§ WHAT YOU SHOULD DO
Restate the whole listing exactly.

(Chart and figure data)
____
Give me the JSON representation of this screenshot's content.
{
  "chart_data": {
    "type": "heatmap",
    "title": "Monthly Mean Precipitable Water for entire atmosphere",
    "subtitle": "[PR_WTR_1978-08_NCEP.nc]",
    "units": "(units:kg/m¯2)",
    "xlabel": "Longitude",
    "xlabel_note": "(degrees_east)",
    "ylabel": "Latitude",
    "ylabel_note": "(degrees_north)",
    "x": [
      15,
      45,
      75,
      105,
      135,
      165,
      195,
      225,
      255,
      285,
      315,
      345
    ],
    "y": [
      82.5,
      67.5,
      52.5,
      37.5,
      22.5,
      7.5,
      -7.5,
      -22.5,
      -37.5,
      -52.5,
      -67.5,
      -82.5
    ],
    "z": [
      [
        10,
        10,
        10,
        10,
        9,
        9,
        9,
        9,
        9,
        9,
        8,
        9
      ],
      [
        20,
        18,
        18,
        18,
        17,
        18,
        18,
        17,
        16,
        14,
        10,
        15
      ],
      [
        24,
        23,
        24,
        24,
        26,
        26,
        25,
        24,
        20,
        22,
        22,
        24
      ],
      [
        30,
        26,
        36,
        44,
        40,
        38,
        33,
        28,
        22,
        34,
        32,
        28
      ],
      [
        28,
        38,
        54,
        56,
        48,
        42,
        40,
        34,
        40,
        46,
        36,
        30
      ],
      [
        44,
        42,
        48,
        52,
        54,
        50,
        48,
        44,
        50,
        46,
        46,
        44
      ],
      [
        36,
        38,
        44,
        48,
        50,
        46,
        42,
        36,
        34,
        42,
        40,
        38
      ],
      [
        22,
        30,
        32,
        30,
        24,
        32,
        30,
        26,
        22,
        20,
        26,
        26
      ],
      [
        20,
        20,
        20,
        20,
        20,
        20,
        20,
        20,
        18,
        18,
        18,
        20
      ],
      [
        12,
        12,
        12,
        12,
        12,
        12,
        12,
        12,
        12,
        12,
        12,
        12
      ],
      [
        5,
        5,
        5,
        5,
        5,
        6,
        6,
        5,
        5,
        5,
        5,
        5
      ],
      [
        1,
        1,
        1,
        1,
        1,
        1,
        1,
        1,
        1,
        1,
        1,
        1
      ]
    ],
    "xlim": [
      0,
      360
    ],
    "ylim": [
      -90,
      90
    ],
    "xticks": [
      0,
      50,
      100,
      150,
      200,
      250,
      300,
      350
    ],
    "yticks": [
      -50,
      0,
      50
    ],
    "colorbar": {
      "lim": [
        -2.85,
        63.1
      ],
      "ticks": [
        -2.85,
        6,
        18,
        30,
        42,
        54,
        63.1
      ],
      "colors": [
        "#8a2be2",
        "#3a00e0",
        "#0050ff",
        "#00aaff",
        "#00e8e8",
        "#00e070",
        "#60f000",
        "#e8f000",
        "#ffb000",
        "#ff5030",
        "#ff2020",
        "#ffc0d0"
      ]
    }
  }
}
____
§ SOLUTION BELOW
Give me the JSON representation of this screenshot's content.
{
  "chart_data": {
    "type": "heatmap",
    "title": "Monthly Mean Precipitable Water for entire atmosphere",
    "subtitle": "[PR_WTR_1978-08_NCEP.nc]",
    "units": "(units:kg/m¯2)",
    "xlabel": "Longitude",
    "xlabel_note": "(degrees_east)",
    "ylabel": "Latitude",
    "ylabel_note": "(degrees_north)",
    "x": [
      15,
      45,
      75,
      105,
      135,
      165,
      195,
      225,
      255,
      285,
      315,
      345
    ],
    "y": [
      82.5,
      67.5,
      52.5,
      37.5,
      22.5,
      7.5,
      -7.5,
      -22.5,
      -37.5,
      -52.5,
      -67.5,
      -82.5
    ],
    "z": [
      [
        10,
        10,
        10,
        10,
        9,
        9,
        9,
        9,
        9,
        9,
        8,
        9
      ],
      [
        20,
        18,
        18,
        18,
        17,
        18,
        18,
        17,
        16,
        14,
        10,
        15
      ],
      [
        24,
        23,
        24,
        24,
        26,
        26,
        25,
        24,
        20,
        22,
        22,
        24
      ],
      [
        30,
        26,
        36,
        44,
        40,
        38,
        33,
        28,
        22,
        34,
        32,
        28
      ],
      [
        28,
        38,
        54,
        56,
        48,
        42,
        40,
        34,
        40,
        46,
        36,
        30
      ],
      [
        44,
        42,
        48,
        52,
        54,
        50,
        48,
        44,
        50,
        46,
        46,
        44
      ],
      [
        36,
        38,
        44,
        48,
        50,
        46,
        42,
        36,
        34,
        42,
        40,
        38
      ],
      [
        22,
        30,
        32,
        30,
        24,
        32,
        30,
        26,
        22,
        20,
        26,
        26
      ],
      [
        20,
        20,
        20,
        20,
        20,
        20,
        20,
        20,
        18,
        18,
        18,
        20
      ],
      [
        12,
        12,
        12,
        12,
        12,
        12,
        12,
        12,
        12,
        12,
        12,
        12
      ],
      [
        5,
        5,
        5,
        5,
        5,
        6,
        6,
        5,
        5,
        5,
        5,
        5
      ],
      [
        1,
        1,
        1,
        1,
        1,
        1,
        1,
        1,
        1,
        1,
        1,
        1
      ]
    ],
    "xlim": [
      0,
      360
    ],
    "ylim": [
      -90,
      90
    ],
    "xticks": [
      0,
      50,
      100,
      150,
      200,
      250,
      300,
      350
    ],
    "yticks": [
      -50,
      0,
      50
    ],
    "colorbar": {
      "lim": [
        -2.85,
        63.1
      ],
      "ticks": [
        -2.85,
        6,
        18,
        30,
        42,
        54,
        63.1
      ],
      "colors": [
        "#8a2be2",
        "#3a00e0",
        "#0050ff",
        "#00aaff",
        "#00e8e8",
        "#00e070",
        "#60f000",
        "#e8f000",
        "#ffb000",
        "#ff5030",
        "#ff2020",
        "#ffc0d0"
      ]
    }
  }
}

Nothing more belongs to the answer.